SELECTED EXTRACT:
┌──
Ditto what AntB said. This place has meant the world to me. Chronic pain is a long, tough and lonely journey. I know I can come here and get support, never be judged and have others really understand what i am saying. You all get my pain. You all listen to me with such caring hearts. It amazes me so!!! I am in awe of all the people here. Many, many of you are worse off than I am, and I see you continue on in life. You often motivate me, even if it's a little thing. Small is big to us. I also try to come and comfort others here. It is the nurse in me coming out. I am a giver and therefore if i can comfort someone else I feel like I have done a good thing, something important. As many days i lie in bed and can't get out, I feel worthless at times. i use to look after everyone, everyone i tell. And now the role is reversed. So now, if i can put a smile on someone's face, it means a lot to me. I have made some very special friendships here. Talking at all hours of the day. Looking for support and ALWAYS receiving that and more.
└──
PARTS OF THE EXERCISE:
A – In the forum post about chronic pain, list the words that describe the journey of chronic pain.
B – Pick up the forum post about chronic pain after its final sentence and carry it on for a few more sentences.

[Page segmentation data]
┌──
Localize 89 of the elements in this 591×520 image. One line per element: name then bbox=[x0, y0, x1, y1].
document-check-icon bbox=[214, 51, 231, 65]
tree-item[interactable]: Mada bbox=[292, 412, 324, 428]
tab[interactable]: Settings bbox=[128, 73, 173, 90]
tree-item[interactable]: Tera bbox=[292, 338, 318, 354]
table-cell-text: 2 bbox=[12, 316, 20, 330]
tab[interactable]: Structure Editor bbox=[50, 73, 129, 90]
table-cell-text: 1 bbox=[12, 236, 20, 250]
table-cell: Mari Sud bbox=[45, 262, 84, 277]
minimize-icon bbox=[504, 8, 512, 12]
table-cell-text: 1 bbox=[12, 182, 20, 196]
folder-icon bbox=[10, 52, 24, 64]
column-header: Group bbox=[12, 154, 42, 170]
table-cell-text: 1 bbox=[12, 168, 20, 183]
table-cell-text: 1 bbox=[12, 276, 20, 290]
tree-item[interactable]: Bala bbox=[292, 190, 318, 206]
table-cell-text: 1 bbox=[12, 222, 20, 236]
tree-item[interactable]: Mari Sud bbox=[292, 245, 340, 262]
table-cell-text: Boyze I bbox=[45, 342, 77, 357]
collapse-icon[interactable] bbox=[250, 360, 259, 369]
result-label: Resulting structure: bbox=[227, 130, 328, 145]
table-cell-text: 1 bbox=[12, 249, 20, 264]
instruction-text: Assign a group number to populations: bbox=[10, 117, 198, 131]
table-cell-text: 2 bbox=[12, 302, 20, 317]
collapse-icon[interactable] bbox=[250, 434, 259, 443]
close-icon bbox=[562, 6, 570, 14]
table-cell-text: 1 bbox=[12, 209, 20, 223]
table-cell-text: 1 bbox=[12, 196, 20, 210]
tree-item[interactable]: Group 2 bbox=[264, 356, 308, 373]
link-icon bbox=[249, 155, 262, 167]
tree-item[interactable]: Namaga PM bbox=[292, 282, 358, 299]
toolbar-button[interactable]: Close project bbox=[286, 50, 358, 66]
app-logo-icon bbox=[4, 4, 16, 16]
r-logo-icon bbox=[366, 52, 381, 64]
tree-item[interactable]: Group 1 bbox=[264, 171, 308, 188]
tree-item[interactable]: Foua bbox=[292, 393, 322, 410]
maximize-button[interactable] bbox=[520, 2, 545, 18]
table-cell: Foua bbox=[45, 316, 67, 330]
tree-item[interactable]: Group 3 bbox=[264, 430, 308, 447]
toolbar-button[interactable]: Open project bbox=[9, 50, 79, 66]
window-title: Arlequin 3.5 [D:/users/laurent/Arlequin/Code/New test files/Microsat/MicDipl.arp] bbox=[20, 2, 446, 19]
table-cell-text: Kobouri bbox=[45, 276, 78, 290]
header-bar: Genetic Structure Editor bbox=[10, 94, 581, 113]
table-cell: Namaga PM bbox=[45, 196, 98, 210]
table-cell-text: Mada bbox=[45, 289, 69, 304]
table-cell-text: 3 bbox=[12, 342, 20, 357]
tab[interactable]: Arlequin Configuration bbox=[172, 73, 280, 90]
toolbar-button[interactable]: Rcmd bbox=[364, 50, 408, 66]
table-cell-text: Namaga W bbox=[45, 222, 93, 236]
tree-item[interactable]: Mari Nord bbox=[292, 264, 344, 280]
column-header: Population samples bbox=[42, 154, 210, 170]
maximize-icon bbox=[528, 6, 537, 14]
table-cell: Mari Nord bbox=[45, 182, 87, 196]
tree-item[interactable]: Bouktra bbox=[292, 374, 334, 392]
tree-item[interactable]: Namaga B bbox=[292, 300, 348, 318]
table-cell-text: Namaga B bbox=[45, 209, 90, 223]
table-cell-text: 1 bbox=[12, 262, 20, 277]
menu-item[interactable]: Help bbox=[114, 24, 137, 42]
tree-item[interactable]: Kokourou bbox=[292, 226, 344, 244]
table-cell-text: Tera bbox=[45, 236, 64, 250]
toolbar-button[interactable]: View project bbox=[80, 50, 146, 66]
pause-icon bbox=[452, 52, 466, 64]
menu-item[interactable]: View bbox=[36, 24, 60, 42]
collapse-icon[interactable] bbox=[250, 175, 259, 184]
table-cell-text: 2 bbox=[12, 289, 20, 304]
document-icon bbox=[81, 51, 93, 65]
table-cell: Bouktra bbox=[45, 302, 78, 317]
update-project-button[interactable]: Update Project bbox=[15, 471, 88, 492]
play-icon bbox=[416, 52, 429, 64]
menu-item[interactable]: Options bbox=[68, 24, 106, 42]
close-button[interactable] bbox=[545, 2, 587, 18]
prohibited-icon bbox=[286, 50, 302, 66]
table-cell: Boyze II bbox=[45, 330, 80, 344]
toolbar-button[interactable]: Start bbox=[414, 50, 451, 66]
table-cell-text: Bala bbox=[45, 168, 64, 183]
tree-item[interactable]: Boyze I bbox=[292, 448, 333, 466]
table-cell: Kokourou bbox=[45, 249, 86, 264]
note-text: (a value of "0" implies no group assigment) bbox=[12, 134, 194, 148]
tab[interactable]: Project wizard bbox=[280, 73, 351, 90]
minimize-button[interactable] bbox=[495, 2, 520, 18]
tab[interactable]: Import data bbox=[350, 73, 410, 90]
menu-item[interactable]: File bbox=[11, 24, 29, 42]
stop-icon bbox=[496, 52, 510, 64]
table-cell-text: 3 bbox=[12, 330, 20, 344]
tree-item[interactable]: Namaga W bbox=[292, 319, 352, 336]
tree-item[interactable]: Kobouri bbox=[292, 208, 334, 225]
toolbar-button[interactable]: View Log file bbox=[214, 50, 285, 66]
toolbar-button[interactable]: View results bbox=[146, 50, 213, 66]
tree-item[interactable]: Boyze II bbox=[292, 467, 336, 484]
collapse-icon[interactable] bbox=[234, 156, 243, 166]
└──
LIST OF ANSWERS:
A – long, tough, lonely

B –
YES this place is important to me. Everyday it is my place to come to.
I pray for everyone here, that our pain can be just a little bit less, that we can accomplish one little thing each day, that we can find happiness in our lives of chronic pain. We can do and we will do it. We will stay together and help each other. Amen!!
Chronic, severe and continuous bilateral temporal headaches since 2000.